= Task requirements =
Find every line in the material that contains the word "avatar", and copy each of those lines in full. Case counts.

= Dataset records =
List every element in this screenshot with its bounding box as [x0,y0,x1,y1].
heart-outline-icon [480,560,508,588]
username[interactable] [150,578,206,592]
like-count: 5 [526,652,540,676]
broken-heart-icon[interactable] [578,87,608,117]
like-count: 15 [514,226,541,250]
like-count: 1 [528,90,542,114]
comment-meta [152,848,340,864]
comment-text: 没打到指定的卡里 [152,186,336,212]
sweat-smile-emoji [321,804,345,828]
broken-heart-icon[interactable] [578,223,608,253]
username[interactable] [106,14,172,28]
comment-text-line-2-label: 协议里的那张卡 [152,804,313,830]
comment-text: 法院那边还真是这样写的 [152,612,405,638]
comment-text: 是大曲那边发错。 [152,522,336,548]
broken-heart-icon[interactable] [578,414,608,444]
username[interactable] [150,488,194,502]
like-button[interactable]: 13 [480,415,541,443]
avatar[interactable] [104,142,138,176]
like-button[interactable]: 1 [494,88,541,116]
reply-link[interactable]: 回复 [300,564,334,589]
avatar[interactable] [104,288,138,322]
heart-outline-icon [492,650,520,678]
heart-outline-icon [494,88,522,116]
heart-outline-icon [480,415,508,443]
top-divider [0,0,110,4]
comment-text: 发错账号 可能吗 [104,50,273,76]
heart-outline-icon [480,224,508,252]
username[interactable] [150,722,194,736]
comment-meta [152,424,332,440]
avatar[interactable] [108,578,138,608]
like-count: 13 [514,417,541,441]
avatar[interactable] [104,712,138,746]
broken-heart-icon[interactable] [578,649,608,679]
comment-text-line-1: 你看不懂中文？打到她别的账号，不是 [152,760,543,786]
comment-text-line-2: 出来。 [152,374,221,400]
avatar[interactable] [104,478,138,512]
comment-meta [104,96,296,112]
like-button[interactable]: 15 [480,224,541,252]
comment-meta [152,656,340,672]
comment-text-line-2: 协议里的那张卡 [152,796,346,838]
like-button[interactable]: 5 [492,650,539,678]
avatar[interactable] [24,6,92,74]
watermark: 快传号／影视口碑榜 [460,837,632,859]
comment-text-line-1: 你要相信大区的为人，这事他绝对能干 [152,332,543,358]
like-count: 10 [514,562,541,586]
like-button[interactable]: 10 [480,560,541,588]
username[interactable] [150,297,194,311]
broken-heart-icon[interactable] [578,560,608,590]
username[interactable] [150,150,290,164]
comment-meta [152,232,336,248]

= Answer =
avatar[interactable] [104,142,138,176]
avatar[interactable] [104,288,138,322]
avatar[interactable] [108,578,138,608]
avatar[interactable] [104,712,138,746]
avatar[interactable] [104,478,138,512]
avatar[interactable] [24,6,92,74]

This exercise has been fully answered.